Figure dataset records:
◇ ◇ ◇
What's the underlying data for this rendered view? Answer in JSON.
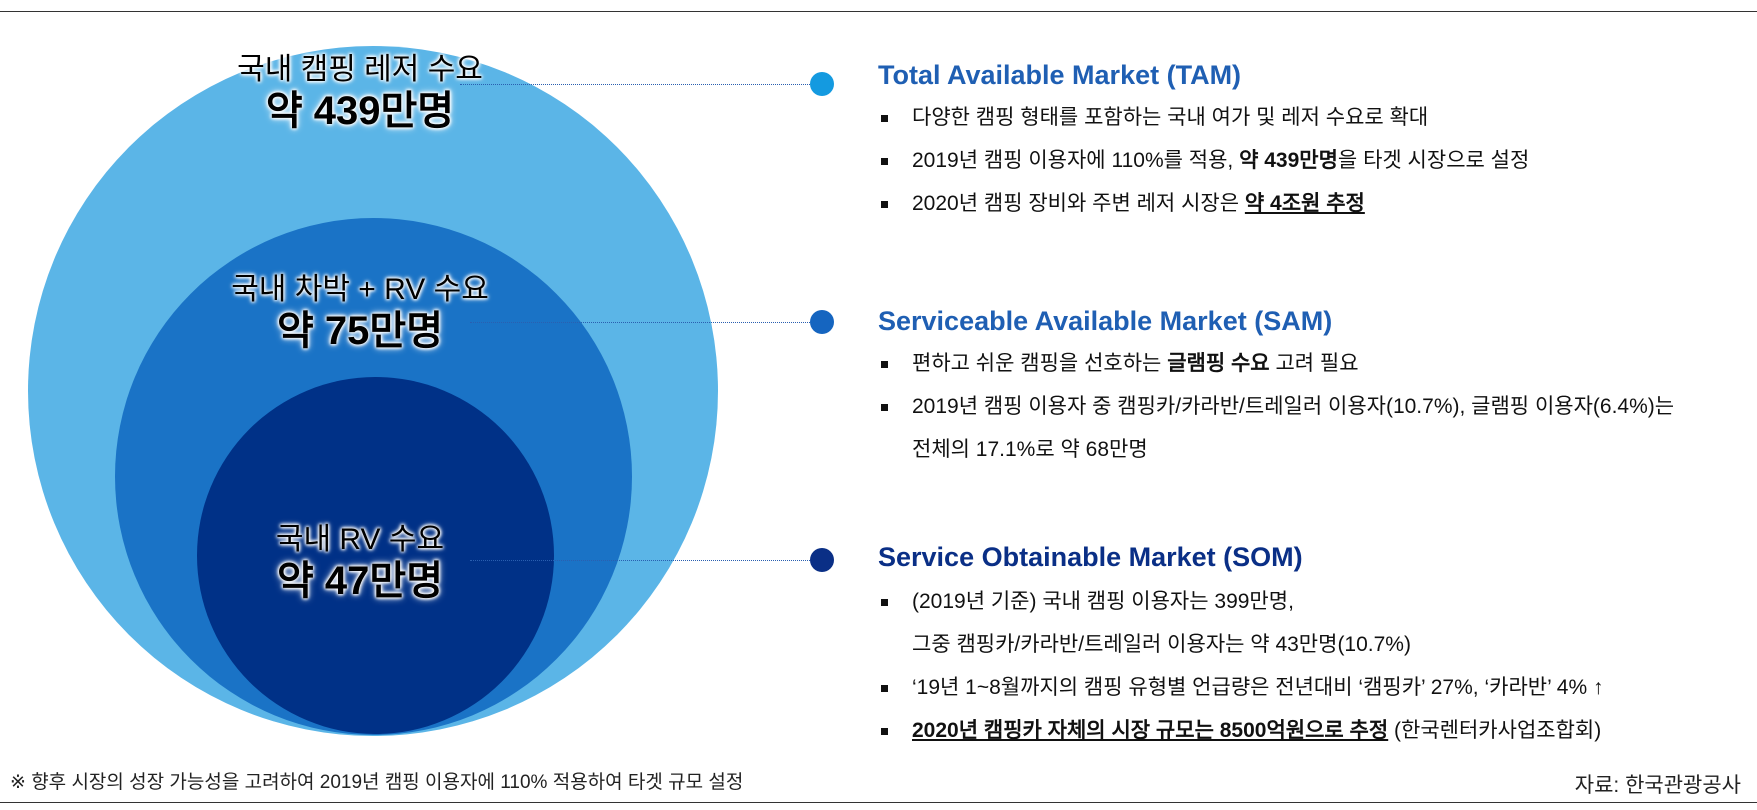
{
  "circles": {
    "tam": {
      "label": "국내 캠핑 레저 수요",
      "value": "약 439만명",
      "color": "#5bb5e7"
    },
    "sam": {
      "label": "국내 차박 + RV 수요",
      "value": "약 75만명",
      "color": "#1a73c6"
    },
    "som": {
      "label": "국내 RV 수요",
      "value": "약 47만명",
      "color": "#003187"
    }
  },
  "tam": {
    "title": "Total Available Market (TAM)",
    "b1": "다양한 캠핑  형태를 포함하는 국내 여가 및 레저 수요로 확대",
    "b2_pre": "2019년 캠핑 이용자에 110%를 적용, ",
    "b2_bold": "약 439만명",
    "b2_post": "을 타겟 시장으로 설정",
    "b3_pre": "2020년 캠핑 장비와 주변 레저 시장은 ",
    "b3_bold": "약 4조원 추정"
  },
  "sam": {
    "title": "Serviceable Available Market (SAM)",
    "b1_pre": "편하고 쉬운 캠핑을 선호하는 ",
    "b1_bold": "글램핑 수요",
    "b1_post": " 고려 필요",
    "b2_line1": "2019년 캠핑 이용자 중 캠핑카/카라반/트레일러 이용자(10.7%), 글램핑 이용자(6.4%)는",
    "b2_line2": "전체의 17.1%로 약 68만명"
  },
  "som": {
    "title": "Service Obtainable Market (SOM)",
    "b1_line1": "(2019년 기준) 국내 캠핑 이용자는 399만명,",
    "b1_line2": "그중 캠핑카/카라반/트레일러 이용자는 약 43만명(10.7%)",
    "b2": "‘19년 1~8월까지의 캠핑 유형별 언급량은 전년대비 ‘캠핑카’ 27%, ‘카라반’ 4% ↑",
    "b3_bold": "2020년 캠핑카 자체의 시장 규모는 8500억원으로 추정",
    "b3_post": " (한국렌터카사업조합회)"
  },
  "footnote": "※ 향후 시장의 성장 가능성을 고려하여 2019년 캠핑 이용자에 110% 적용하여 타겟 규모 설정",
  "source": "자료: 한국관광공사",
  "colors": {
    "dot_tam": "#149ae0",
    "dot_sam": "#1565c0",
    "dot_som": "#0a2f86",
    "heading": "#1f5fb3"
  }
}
◇ ◇ ◇
[Task objective]
Output all of the entries verbatim, leaving out any images.

[The completed task]
What's the underlying data for this rendered view? Answer in JSON.
{
  "circles": {
    "tam": {
      "label": "국내 캠핑 레저 수요",
      "value": "약 439만명",
      "color": "#5bb5e7"
    },
    "sam": {
      "label": "국내 차박 + RV 수요",
      "value": "약 75만명",
      "color": "#1a73c6"
    },
    "som": {
      "label": "국내 RV 수요",
      "value": "약 47만명",
      "color": "#003187"
    }
  },
  "tam": {
    "title": "Total Available Market (TAM)",
    "b1": "다양한 캠핑  형태를 포함하는 국내 여가 및 레저 수요로 확대",
    "b2_pre": "2019년 캠핑 이용자에 110%를 적용, ",
    "b2_bold": "약 439만명",
    "b2_post": "을 타겟 시장으로 설정",
    "b3_pre": "2020년 캠핑 장비와 주변 레저 시장은 ",
    "b3_bold": "약 4조원 추정"
  },
  "sam": {
    "title": "Serviceable Available Market (SAM)",
    "b1_pre": "편하고 쉬운 캠핑을 선호하는 ",
    "b1_bold": "글램핑 수요",
    "b1_post": " 고려 필요",
    "b2_line1": "2019년 캠핑 이용자 중 캠핑카/카라반/트레일러 이용자(10.7%), 글램핑 이용자(6.4%)는",
    "b2_line2": "전체의 17.1%로 약 68만명"
  },
  "som": {
    "title": "Service Obtainable Market (SOM)",
    "b1_line1": "(2019년 기준) 국내 캠핑 이용자는 399만명,",
    "b1_line2": "그중 캠핑카/카라반/트레일러 이용자는 약 43만명(10.7%)",
    "b2": "‘19년 1~8월까지의 캠핑 유형별 언급량은 전년대비 ‘캠핑카’ 27%, ‘카라반’ 4% ↑",
    "b3_bold": "2020년 캠핑카 자체의 시장 규모는 8500억원으로 추정",
    "b3_post": " (한국렌터카사업조합회)"
  },
  "footnote": "※ 향후 시장의 성장 가능성을 고려하여 2019년 캠핑 이용자에 110% 적용하여 타겟 규모 설정",
  "source": "자료: 한국관광공사",
  "colors": {
    "dot_tam": "#149ae0",
    "dot_sam": "#1565c0",
    "dot_som": "#0a2f86",
    "heading": "#1f5fb3"
  }
}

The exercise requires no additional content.